Required task:
Give as output the line that contains "Output a JSON", followed by every remaining line of the entries, unchanged and with nothing added.

(A block of data)
* * *

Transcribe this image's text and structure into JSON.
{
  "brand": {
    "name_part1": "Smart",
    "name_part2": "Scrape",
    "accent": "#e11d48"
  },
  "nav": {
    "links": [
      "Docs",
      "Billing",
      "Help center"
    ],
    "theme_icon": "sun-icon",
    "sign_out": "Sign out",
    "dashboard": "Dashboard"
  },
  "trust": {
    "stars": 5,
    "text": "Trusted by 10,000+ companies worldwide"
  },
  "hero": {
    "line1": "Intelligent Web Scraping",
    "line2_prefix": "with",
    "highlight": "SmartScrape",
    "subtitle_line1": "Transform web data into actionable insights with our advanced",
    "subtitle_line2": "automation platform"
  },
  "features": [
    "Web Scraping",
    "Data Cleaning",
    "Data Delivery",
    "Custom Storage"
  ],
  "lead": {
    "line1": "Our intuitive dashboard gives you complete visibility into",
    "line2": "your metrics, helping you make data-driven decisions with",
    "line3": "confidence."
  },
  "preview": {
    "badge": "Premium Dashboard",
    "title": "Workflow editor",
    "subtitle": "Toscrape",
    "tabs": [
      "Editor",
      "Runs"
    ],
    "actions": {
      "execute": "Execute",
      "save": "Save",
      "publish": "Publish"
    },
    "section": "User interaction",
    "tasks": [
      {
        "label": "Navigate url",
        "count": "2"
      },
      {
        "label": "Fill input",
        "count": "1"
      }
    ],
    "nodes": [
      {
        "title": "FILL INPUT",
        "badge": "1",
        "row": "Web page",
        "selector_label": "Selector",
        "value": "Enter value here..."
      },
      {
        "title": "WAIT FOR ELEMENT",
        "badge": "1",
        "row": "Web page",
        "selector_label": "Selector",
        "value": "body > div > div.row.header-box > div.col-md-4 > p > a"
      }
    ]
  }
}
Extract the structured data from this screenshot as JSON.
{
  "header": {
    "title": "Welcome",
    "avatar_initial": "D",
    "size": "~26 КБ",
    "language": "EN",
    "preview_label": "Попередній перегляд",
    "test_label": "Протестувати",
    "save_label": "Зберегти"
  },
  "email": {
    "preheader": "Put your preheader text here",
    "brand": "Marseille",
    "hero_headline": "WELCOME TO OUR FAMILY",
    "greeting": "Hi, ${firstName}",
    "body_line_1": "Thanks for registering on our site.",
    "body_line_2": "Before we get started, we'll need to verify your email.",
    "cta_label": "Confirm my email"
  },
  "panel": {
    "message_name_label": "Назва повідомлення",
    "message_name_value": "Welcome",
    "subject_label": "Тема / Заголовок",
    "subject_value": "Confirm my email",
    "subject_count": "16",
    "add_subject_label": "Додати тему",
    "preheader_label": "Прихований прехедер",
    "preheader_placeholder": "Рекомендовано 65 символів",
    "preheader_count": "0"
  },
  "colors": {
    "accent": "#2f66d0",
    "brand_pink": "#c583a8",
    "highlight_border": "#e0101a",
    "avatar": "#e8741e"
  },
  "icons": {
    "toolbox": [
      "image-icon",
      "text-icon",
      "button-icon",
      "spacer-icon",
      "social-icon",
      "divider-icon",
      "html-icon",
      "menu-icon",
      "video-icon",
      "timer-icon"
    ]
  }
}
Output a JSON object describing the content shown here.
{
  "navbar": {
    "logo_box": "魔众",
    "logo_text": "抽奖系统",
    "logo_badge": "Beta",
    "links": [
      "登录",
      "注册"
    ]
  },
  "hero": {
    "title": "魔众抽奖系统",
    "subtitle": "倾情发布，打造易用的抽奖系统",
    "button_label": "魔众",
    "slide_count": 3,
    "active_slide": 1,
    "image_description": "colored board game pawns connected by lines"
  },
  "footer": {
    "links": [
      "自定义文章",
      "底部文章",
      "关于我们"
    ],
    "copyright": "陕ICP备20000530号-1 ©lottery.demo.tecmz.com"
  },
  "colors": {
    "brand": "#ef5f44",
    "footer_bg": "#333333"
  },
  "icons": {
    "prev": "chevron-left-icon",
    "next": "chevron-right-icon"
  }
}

* * *

Reply to the exercise:
Output a JSON object describing the content shown here.
{
  "navbar": {
    "logo_box": "魔众",
    "logo_text": "抽奖系统",
    "logo_badge": "Beta",
    "links": [
      "登录",
      "注册"
    ]
  },
  "hero": {
    "title": "魔众抽奖系统",
    "subtitle": "倾情发布，打造易用的抽奖系统",
    "button_label": "魔众",
    "slide_count": 3,
    "active_slide": 1,
    "image_description": "colored board game pawns connected by lines"
  },
  "footer": {
    "links": [
      "自定义文章",
      "底部文章",
      "关于我们"
    ],
    "copyright": "陕ICP备20000530号-1 ©lottery.demo.tecmz.com"
  },
  "colors": {
    "brand": "#ef5f44",
    "footer_bg": "#333333"
  },
  "icons": {
    "prev": "chevron-left-icon",
    "next": "chevron-right-icon"
  }
}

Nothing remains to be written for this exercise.